• Task description:
Repeat the records below word for word, omitting the pictures.

• Record list:

────────

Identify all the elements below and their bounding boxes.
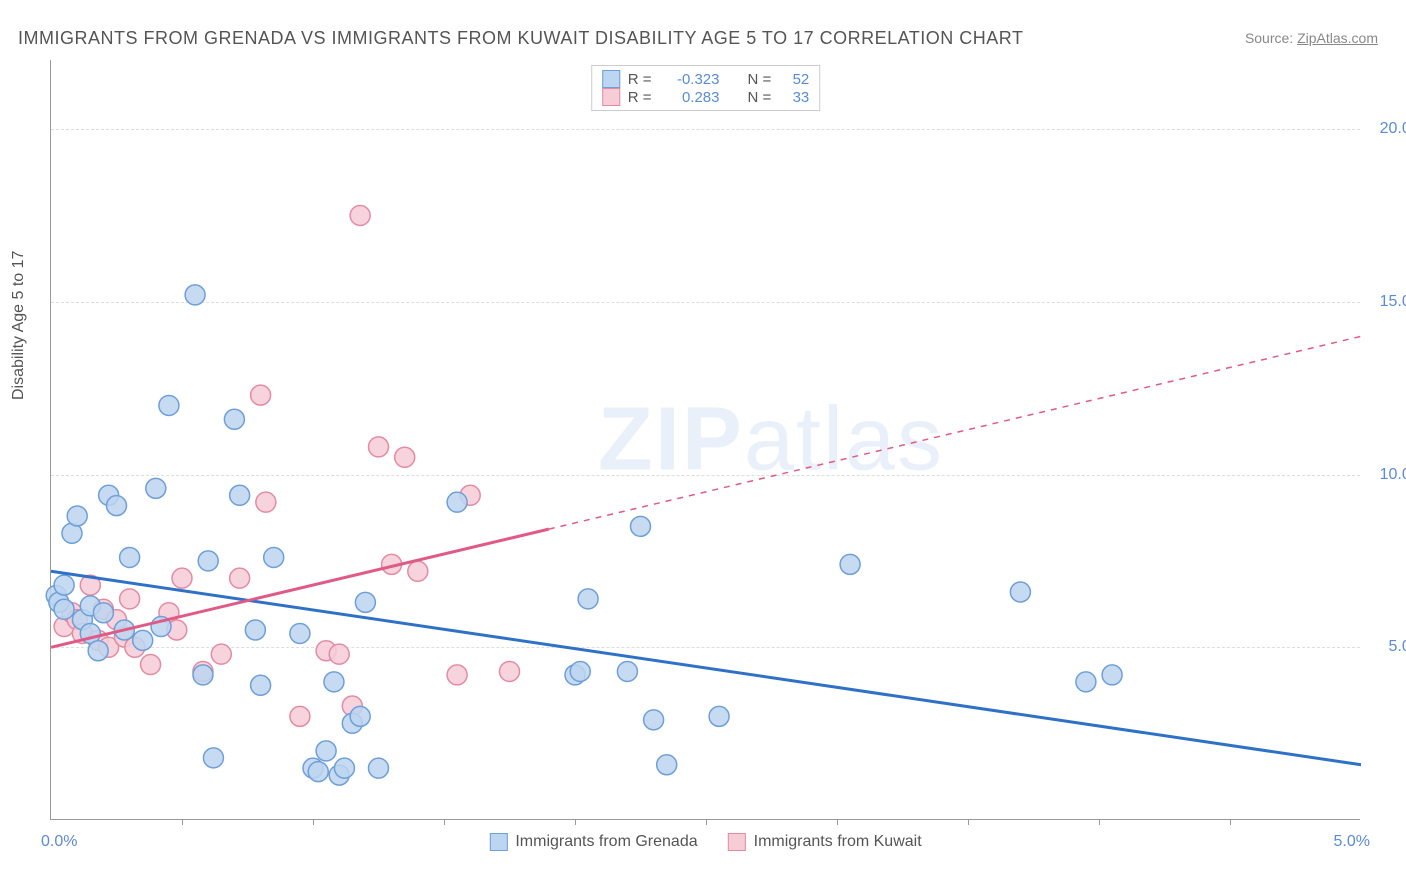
legend-item-grenada: Immigrants from Grenada	[489, 833, 697, 851]
data-point-kuwait	[256, 492, 276, 512]
x-tick	[1099, 819, 1100, 825]
x-tick	[1230, 819, 1231, 825]
x-tick	[837, 819, 838, 825]
data-point-grenada	[54, 575, 74, 595]
data-point-kuwait	[211, 644, 231, 664]
x-tick	[968, 819, 969, 825]
data-point-grenada	[369, 758, 389, 778]
data-point-grenada	[334, 758, 354, 778]
data-point-grenada	[840, 554, 860, 574]
data-point-grenada	[644, 710, 664, 730]
data-point-grenada	[88, 641, 108, 661]
data-point-grenada	[631, 516, 651, 536]
data-point-kuwait	[500, 661, 520, 681]
data-point-kuwait	[369, 437, 389, 457]
x-tick	[706, 819, 707, 825]
data-point-kuwait	[408, 561, 428, 581]
data-point-grenada	[657, 755, 677, 775]
data-point-grenada	[264, 547, 284, 567]
data-point-grenada	[93, 603, 113, 623]
data-point-grenada	[67, 506, 87, 526]
data-point-kuwait	[120, 589, 140, 609]
data-point-grenada	[185, 285, 205, 305]
data-point-grenada	[54, 599, 74, 619]
data-point-kuwait	[329, 644, 349, 664]
chart-container: IMMIGRANTS FROM GRENADA VS IMMIGRANTS FR…	[0, 0, 1406, 892]
data-point-kuwait	[172, 568, 192, 588]
data-point-grenada	[447, 492, 467, 512]
data-point-grenada	[290, 623, 310, 643]
data-point-grenada	[245, 620, 265, 640]
swatch-kuwait-bottom	[728, 833, 746, 851]
data-point-grenada	[1102, 665, 1122, 685]
data-point-grenada	[709, 706, 729, 726]
source-link[interactable]: ZipAtlas.com	[1297, 30, 1378, 46]
x-tick	[313, 819, 314, 825]
y-axis-label: Disability Age 5 to 17	[10, 251, 28, 400]
data-point-grenada	[230, 485, 250, 505]
data-point-kuwait	[395, 447, 415, 467]
data-point-grenada	[324, 672, 344, 692]
data-point-grenada	[350, 706, 370, 726]
x-tick	[575, 819, 576, 825]
data-point-kuwait	[230, 568, 250, 588]
data-point-grenada	[146, 478, 166, 498]
source-label: Source:	[1245, 30, 1297, 46]
data-point-grenada	[355, 592, 375, 612]
data-point-grenada	[308, 762, 328, 782]
data-point-grenada	[570, 661, 590, 681]
data-point-grenada	[198, 551, 218, 571]
scatter-svg	[51, 60, 1360, 819]
data-point-grenada	[159, 395, 179, 415]
data-point-kuwait	[350, 205, 370, 225]
data-point-grenada	[617, 661, 637, 681]
y-tick-label: 20.0%	[1380, 120, 1406, 138]
data-point-grenada	[120, 547, 140, 567]
data-point-grenada	[1010, 582, 1030, 602]
legend-item-kuwait: Immigrants from Kuwait	[728, 833, 922, 851]
data-point-kuwait	[290, 706, 310, 726]
y-tick-label: 15.0%	[1380, 293, 1406, 311]
x-axis-min-label: 0.0%	[41, 833, 77, 851]
x-tick	[182, 819, 183, 825]
trend-line-dashed-kuwait	[549, 336, 1361, 529]
data-point-kuwait	[447, 665, 467, 685]
data-point-grenada	[193, 665, 213, 685]
data-point-grenada	[203, 748, 223, 768]
data-point-grenada	[107, 496, 127, 516]
source-attribution: Source: ZipAtlas.com	[1245, 30, 1378, 46]
y-tick-label: 5.0%	[1389, 638, 1406, 656]
data-point-grenada	[578, 589, 598, 609]
data-point-grenada	[1076, 672, 1096, 692]
plot-area: ZIPatlas 5.0%10.0%15.0%20.0% 0.0% 5.0% R…	[50, 60, 1360, 820]
data-point-kuwait	[141, 655, 161, 675]
swatch-grenada-bottom	[489, 833, 507, 851]
chart-title: IMMIGRANTS FROM GRENADA VS IMMIGRANTS FR…	[18, 28, 1023, 49]
data-point-kuwait	[251, 385, 271, 405]
data-point-grenada	[251, 675, 271, 695]
series-legend: Immigrants from Grenada Immigrants from …	[489, 833, 921, 851]
data-point-grenada	[316, 741, 336, 761]
data-point-grenada	[133, 630, 153, 650]
legend-label-grenada: Immigrants from Grenada	[515, 833, 697, 851]
y-tick-label: 10.0%	[1380, 466, 1406, 484]
legend-label-kuwait: Immigrants from Kuwait	[754, 833, 922, 851]
x-tick	[444, 819, 445, 825]
data-point-grenada	[224, 409, 244, 429]
x-axis-max-label: 5.0%	[1334, 833, 1370, 851]
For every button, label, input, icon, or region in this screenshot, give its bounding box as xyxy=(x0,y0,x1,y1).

────────

• Full solution:
Identify all the elements below and their bounding boxes.
legend-item-grenada: Immigrants from Grenada	[489, 833, 697, 851]
data-point-kuwait	[256, 492, 276, 512]
x-tick	[1099, 819, 1100, 825]
x-tick	[1230, 819, 1231, 825]
x-tick	[837, 819, 838, 825]
data-point-grenada	[54, 575, 74, 595]
data-point-kuwait	[211, 644, 231, 664]
x-tick	[968, 819, 969, 825]
data-point-grenada	[369, 758, 389, 778]
data-point-grenada	[334, 758, 354, 778]
data-point-grenada	[840, 554, 860, 574]
data-point-grenada	[644, 710, 664, 730]
data-point-grenada	[88, 641, 108, 661]
data-point-grenada	[631, 516, 651, 536]
data-point-kuwait	[500, 661, 520, 681]
data-point-kuwait	[369, 437, 389, 457]
x-tick	[706, 819, 707, 825]
data-point-kuwait	[408, 561, 428, 581]
data-point-grenada	[657, 755, 677, 775]
data-point-grenada	[264, 547, 284, 567]
data-point-grenada	[93, 603, 113, 623]
data-point-grenada	[67, 506, 87, 526]
data-point-kuwait	[120, 589, 140, 609]
data-point-grenada	[185, 285, 205, 305]
data-point-grenada	[54, 599, 74, 619]
data-point-kuwait	[329, 644, 349, 664]
chart-container: IMMIGRANTS FROM GRENADA VS IMMIGRANTS FR…	[0, 0, 1406, 892]
data-point-kuwait	[172, 568, 192, 588]
data-point-grenada	[447, 492, 467, 512]
data-point-grenada	[290, 623, 310, 643]
data-point-grenada	[245, 620, 265, 640]
swatch-kuwait-bottom	[728, 833, 746, 851]
data-point-grenada	[1102, 665, 1122, 685]
data-point-grenada	[709, 706, 729, 726]
source-link[interactable]: ZipAtlas.com	[1297, 30, 1378, 46]
x-tick	[313, 819, 314, 825]
y-axis-label: Disability Age 5 to 17	[10, 251, 28, 400]
data-point-grenada	[230, 485, 250, 505]
data-point-kuwait	[395, 447, 415, 467]
data-point-grenada	[324, 672, 344, 692]
data-point-grenada	[350, 706, 370, 726]
x-tick	[575, 819, 576, 825]
data-point-kuwait	[230, 568, 250, 588]
data-point-grenada	[146, 478, 166, 498]
source-label: Source:	[1245, 30, 1297, 46]
data-point-grenada	[355, 592, 375, 612]
data-point-grenada	[308, 762, 328, 782]
data-point-grenada	[570, 661, 590, 681]
data-point-grenada	[198, 551, 218, 571]
scatter-svg	[51, 60, 1360, 819]
data-point-grenada	[159, 395, 179, 415]
data-point-kuwait	[350, 205, 370, 225]
data-point-grenada	[617, 661, 637, 681]
y-tick-label: 20.0%	[1380, 120, 1406, 138]
data-point-grenada	[120, 547, 140, 567]
data-point-grenada	[1010, 582, 1030, 602]
legend-item-kuwait: Immigrants from Kuwait	[728, 833, 922, 851]
data-point-kuwait	[290, 706, 310, 726]
y-tick-label: 15.0%	[1380, 293, 1406, 311]
x-axis-min-label: 0.0%	[41, 833, 77, 851]
x-tick	[182, 819, 183, 825]
trend-line-dashed-kuwait	[549, 336, 1361, 529]
data-point-kuwait	[447, 665, 467, 685]
data-point-grenada	[193, 665, 213, 685]
data-point-grenada	[203, 748, 223, 768]
data-point-grenada	[107, 496, 127, 516]
source-attribution: Source: ZipAtlas.com	[1245, 30, 1378, 46]
y-tick-label: 5.0%	[1389, 638, 1406, 656]
data-point-grenada	[578, 589, 598, 609]
data-point-grenada	[1076, 672, 1096, 692]
plot-area: ZIPatlas 5.0%10.0%15.0%20.0% 0.0% 5.0% R…	[50, 60, 1360, 820]
data-point-kuwait	[141, 655, 161, 675]
swatch-grenada-bottom	[489, 833, 507, 851]
chart-title: IMMIGRANTS FROM GRENADA VS IMMIGRANTS FR…	[18, 28, 1023, 49]
data-point-kuwait	[251, 385, 271, 405]
data-point-grenada	[251, 675, 271, 695]
series-legend: Immigrants from Grenada Immigrants from …	[489, 833, 921, 851]
data-point-grenada	[316, 741, 336, 761]
data-point-grenada	[133, 630, 153, 650]
legend-label-grenada: Immigrants from Grenada	[515, 833, 697, 851]
y-tick-label: 10.0%	[1380, 466, 1406, 484]
legend-label-kuwait: Immigrants from Kuwait	[754, 833, 922, 851]
x-tick	[444, 819, 445, 825]
data-point-grenada	[224, 409, 244, 429]
x-axis-max-label: 5.0%	[1334, 833, 1370, 851]
For every button, label, input, icon, or region in this screenshot, give its bounding box as xyxy=(x0,y0,x1,y1).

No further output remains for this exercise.